Set task — Find the word "this" in the data. Return every line where it appears.

[Stored dataset items]
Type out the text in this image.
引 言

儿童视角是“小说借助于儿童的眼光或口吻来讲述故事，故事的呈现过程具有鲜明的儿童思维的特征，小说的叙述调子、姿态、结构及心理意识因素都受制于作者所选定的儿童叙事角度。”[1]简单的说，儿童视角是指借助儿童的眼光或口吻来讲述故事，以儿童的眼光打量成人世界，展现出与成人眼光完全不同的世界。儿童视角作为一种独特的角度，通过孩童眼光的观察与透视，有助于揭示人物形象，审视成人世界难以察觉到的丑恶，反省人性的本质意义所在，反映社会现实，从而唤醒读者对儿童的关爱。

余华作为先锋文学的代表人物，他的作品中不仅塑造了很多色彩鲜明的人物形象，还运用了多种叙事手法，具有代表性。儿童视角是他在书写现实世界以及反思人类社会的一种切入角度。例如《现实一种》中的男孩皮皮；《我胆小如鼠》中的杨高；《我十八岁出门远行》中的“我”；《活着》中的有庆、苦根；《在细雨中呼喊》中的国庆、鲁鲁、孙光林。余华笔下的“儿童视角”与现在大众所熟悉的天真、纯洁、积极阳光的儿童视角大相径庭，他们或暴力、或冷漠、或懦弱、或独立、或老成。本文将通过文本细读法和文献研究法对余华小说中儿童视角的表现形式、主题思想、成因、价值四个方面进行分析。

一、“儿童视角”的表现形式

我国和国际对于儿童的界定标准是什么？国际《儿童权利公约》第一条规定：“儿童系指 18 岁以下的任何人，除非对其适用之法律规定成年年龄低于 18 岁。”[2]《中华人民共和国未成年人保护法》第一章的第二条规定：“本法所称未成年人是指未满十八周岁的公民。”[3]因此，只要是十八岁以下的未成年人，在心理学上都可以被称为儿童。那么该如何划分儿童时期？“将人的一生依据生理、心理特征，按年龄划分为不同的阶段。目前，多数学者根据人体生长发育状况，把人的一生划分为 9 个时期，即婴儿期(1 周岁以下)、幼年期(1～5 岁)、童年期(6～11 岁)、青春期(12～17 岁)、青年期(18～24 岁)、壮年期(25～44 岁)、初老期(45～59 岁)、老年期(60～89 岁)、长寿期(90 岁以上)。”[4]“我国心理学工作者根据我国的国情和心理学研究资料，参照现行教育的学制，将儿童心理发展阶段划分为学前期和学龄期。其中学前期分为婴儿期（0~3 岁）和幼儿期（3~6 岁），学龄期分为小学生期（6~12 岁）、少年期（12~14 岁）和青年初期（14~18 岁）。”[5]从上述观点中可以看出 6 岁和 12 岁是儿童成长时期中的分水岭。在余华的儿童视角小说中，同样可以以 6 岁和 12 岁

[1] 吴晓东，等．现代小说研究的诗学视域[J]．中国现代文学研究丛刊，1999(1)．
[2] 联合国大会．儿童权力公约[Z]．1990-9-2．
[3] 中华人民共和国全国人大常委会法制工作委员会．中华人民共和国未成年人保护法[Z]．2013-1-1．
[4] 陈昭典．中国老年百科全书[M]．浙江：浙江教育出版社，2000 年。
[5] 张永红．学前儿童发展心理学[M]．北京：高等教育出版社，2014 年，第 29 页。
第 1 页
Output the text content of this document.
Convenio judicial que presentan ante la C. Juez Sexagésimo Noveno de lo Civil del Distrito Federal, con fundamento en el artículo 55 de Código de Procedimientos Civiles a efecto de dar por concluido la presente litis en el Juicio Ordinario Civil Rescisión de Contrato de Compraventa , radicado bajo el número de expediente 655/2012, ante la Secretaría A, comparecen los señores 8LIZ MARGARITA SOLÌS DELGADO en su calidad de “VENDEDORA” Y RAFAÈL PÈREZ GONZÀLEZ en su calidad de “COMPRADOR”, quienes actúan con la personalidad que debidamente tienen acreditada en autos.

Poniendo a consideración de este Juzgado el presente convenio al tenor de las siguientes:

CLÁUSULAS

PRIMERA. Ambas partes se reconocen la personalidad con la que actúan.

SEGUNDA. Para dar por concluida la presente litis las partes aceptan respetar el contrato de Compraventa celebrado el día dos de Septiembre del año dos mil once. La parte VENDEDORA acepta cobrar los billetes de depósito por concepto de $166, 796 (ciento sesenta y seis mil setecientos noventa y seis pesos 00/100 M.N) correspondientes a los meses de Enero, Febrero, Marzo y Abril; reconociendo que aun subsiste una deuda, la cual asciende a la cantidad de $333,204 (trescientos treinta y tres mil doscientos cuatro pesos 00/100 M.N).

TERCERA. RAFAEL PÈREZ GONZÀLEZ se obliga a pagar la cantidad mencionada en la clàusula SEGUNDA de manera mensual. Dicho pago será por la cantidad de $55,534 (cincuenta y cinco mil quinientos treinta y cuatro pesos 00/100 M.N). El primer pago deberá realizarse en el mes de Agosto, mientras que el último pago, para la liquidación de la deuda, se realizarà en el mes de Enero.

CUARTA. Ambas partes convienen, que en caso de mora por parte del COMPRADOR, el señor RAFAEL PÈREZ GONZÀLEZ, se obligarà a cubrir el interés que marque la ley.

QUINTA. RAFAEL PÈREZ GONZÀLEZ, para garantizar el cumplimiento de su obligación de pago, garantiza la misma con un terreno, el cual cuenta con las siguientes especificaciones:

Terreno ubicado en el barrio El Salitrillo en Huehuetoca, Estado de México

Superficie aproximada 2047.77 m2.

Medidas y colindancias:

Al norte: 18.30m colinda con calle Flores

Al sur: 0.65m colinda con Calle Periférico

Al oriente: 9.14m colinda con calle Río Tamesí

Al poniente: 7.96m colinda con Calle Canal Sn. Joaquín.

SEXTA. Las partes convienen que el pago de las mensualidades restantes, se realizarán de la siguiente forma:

Task response —
Type out the text in this image.
Output the text content of this document.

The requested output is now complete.